EXERCISE PROMPT: Write out the whole listing word for word.

(Stored data entries)
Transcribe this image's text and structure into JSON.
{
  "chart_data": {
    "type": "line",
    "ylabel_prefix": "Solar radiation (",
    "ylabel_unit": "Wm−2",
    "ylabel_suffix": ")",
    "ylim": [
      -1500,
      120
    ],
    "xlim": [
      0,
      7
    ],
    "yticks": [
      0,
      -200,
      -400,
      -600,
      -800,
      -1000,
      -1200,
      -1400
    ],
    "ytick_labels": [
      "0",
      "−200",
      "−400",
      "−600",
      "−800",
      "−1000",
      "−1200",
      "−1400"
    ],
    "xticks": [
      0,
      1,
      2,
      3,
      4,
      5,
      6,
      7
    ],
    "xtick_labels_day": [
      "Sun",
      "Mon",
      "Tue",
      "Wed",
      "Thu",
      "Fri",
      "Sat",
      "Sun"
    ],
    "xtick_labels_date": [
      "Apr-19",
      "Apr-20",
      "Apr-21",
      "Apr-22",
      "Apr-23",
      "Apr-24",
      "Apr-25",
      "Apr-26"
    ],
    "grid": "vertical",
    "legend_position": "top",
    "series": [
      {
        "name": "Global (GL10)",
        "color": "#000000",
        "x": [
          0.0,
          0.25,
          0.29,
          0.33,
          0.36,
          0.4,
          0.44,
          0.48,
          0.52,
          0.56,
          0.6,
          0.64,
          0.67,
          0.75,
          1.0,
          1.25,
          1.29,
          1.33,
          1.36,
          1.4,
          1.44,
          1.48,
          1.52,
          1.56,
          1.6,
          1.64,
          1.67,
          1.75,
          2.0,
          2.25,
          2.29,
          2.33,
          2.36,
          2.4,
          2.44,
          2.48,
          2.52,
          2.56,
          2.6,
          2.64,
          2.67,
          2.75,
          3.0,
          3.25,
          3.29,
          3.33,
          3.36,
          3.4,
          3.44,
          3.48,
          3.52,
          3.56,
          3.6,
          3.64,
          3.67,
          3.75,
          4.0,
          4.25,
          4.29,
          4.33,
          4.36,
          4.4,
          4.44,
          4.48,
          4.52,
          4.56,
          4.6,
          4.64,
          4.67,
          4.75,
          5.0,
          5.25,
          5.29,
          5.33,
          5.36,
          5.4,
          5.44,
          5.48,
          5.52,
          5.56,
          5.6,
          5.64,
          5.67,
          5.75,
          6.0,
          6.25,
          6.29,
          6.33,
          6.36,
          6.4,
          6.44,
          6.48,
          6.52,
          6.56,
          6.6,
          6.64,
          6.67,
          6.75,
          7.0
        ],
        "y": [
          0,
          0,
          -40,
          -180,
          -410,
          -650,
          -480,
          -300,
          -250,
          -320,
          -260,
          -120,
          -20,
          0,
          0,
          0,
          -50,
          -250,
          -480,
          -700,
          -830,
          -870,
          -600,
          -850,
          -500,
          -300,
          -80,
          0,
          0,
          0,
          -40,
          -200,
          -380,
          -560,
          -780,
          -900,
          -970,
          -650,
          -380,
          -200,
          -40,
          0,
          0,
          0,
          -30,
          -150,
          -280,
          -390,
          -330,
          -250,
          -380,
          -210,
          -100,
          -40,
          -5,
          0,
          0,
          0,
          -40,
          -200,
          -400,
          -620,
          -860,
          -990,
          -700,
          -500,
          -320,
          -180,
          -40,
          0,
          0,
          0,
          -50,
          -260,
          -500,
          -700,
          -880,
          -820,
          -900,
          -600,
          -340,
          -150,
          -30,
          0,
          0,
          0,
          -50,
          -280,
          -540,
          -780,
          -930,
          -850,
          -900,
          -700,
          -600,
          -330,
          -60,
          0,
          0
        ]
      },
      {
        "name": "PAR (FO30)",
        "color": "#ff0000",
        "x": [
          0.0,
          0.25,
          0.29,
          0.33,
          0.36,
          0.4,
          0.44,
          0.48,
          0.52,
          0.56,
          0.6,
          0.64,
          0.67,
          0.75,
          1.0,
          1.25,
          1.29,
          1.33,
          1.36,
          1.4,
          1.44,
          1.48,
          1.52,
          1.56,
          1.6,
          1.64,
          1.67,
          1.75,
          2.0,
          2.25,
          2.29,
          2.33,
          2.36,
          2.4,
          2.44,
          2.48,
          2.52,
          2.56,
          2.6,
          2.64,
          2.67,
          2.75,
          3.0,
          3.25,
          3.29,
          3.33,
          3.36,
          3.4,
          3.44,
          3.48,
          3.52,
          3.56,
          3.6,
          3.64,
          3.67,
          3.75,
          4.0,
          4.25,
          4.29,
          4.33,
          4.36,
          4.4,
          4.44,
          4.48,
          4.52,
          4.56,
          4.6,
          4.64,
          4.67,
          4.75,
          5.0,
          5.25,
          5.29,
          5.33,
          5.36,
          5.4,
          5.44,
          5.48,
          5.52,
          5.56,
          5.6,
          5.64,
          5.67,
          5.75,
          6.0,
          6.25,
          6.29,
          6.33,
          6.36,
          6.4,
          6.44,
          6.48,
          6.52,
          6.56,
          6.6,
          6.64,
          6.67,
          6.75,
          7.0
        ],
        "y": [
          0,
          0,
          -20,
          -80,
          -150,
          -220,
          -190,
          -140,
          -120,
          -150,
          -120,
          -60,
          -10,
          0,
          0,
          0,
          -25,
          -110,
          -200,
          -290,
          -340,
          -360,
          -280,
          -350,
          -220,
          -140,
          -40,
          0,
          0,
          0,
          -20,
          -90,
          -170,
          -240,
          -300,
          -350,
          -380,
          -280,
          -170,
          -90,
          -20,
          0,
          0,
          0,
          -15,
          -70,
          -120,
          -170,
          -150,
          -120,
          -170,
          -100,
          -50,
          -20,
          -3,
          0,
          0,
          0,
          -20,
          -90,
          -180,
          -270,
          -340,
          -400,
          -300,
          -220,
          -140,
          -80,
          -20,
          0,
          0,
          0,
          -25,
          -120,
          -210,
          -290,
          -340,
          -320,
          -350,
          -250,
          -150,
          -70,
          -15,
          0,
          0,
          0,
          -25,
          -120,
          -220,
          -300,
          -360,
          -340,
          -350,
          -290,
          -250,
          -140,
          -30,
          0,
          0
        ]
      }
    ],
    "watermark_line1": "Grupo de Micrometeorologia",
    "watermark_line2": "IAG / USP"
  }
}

WORKED ANSWER:
Transcribe this image's text and structure into JSON.
{
  "chart_data": {
    "type": "line",
    "ylabel_prefix": "Solar radiation (",
    "ylabel_unit": "Wm−2",
    "ylabel_suffix": ")",
    "ylim": [
      -1500,
      120
    ],
    "xlim": [
      0,
      7
    ],
    "yticks": [
      0,
      -200,
      -400,
      -600,
      -800,
      -1000,
      -1200,
      -1400
    ],
    "ytick_labels": [
      "0",
      "−200",
      "−400",
      "−600",
      "−800",
      "−1000",
      "−1200",
      "−1400"
    ],
    "xticks": [
      0,
      1,
      2,
      3,
      4,
      5,
      6,
      7
    ],
    "xtick_labels_day": [
      "Sun",
      "Mon",
      "Tue",
      "Wed",
      "Thu",
      "Fri",
      "Sat",
      "Sun"
    ],
    "xtick_labels_date": [
      "Apr-19",
      "Apr-20",
      "Apr-21",
      "Apr-22",
      "Apr-23",
      "Apr-24",
      "Apr-25",
      "Apr-26"
    ],
    "grid": "vertical",
    "legend_position": "top",
    "series": [
      {
        "name": "Global (GL10)",
        "color": "#000000",
        "x": [
          0.0,
          0.25,
          0.29,
          0.33,
          0.36,
          0.4,
          0.44,
          0.48,
          0.52,
          0.56,
          0.6,
          0.64,
          0.67,
          0.75,
          1.0,
          1.25,
          1.29,
          1.33,
          1.36,
          1.4,
          1.44,
          1.48,
          1.52,
          1.56,
          1.6,
          1.64,
          1.67,
          1.75,
          2.0,
          2.25,
          2.29,
          2.33,
          2.36,
          2.4,
          2.44,
          2.48,
          2.52,
          2.56,
          2.6,
          2.64,
          2.67,
          2.75,
          3.0,
          3.25,
          3.29,
          3.33,
          3.36,
          3.4,
          3.44,
          3.48,
          3.52,
          3.56,
          3.6,
          3.64,
          3.67,
          3.75,
          4.0,
          4.25,
          4.29,
          4.33,
          4.36,
          4.4,
          4.44,
          4.48,
          4.52,
          4.56,
          4.6,
          4.64,
          4.67,
          4.75,
          5.0,
          5.25,
          5.29,
          5.33,
          5.36,
          5.4,
          5.44,
          5.48,
          5.52,
          5.56,
          5.6,
          5.64,
          5.67,
          5.75,
          6.0,
          6.25,
          6.29,
          6.33,
          6.36,
          6.4,
          6.44,
          6.48,
          6.52,
          6.56,
          6.6,
          6.64,
          6.67,
          6.75,
          7.0
        ],
        "y": [
          0,
          0,
          -40,
          -180,
          -410,
          -650,
          -480,
          -300,
          -250,
          -320,
          -260,
          -120,
          -20,
          0,
          0,
          0,
          -50,
          -250,
          -480,
          -700,
          -830,
          -870,
          -600,
          -850,
          -500,
          -300,
          -80,
          0,
          0,
          0,
          -40,
          -200,
          -380,
          -560,
          -780,
          -900,
          -970,
          -650,
          -380,
          -200,
          -40,
          0,
          0,
          0,
          -30,
          -150,
          -280,
          -390,
          -330,
          -250,
          -380,
          -210,
          -100,
          -40,
          -5,
          0,
          0,
          0,
          -40,
          -200,
          -400,
          -620,
          -860,
          -990,
          -700,
          -500,
          -320,
          -180,
          -40,
          0,
          0,
          0,
          -50,
          -260,
          -500,
          -700,
          -880,
          -820,
          -900,
          -600,
          -340,
          -150,
          -30,
          0,
          0,
          0,
          -50,
          -280,
          -540,
          -780,
          -930,
          -850,
          -900,
          -700,
          -600,
          -330,
          -60,
          0,
          0
        ]
      },
      {
        "name": "PAR (FO30)",
        "color": "#ff0000",
        "x": [
          0.0,
          0.25,
          0.29,
          0.33,
          0.36,
          0.4,
          0.44,
          0.48,
          0.52,
          0.56,
          0.6,
          0.64,
          0.67,
          0.75,
          1.0,
          1.25,
          1.29,
          1.33,
          1.36,
          1.4,
          1.44,
          1.48,
          1.52,
          1.56,
          1.6,
          1.64,
          1.67,
          1.75,
          2.0,
          2.25,
          2.29,
          2.33,
          2.36,
          2.4,
          2.44,
          2.48,
          2.52,
          2.56,
          2.6,
          2.64,
          2.67,
          2.75,
          3.0,
          3.25,
          3.29,
          3.33,
          3.36,
          3.4,
          3.44,
          3.48,
          3.52,
          3.56,
          3.6,
          3.64,
          3.67,
          3.75,
          4.0,
          4.25,
          4.29,
          4.33,
          4.36,
          4.4,
          4.44,
          4.48,
          4.52,
          4.56,
          4.6,
          4.64,
          4.67,
          4.75,
          5.0,
          5.25,
          5.29,
          5.33,
          5.36,
          5.4,
          5.44,
          5.48,
          5.52,
          5.56,
          5.6,
          5.64,
          5.67,
          5.75,
          6.0,
          6.25,
          6.29,
          6.33,
          6.36,
          6.4,
          6.44,
          6.48,
          6.52,
          6.56,
          6.6,
          6.64,
          6.67,
          6.75,
          7.0
        ],
        "y": [
          0,
          0,
          -20,
          -80,
          -150,
          -220,
          -190,
          -140,
          -120,
          -150,
          -120,
          -60,
          -10,
          0,
          0,
          0,
          -25,
          -110,
          -200,
          -290,
          -340,
          -360,
          -280,
          -350,
          -220,
          -140,
          -40,
          0,
          0,
          0,
          -20,
          -90,
          -170,
          -240,
          -300,
          -350,
          -380,
          -280,
          -170,
          -90,
          -20,
          0,
          0,
          0,
          -15,
          -70,
          -120,
          -170,
          -150,
          -120,
          -170,
          -100,
          -50,
          -20,
          -3,
          0,
          0,
          0,
          -20,
          -90,
          -180,
          -270,
          -340,
          -400,
          -300,
          -220,
          -140,
          -80,
          -20,
          0,
          0,
          0,
          -25,
          -120,
          -210,
          -290,
          -340,
          -320,
          -350,
          -250,
          -150,
          -70,
          -15,
          0,
          0,
          0,
          -25,
          -120,
          -220,
          -300,
          -360,
          -340,
          -350,
          -290,
          -250,
          -140,
          -30,
          0,
          0
        ]
      }
    ],
    "watermark_line1": "Grupo de Micrometeorologia",
    "watermark_line2": "IAG / USP"
  }
}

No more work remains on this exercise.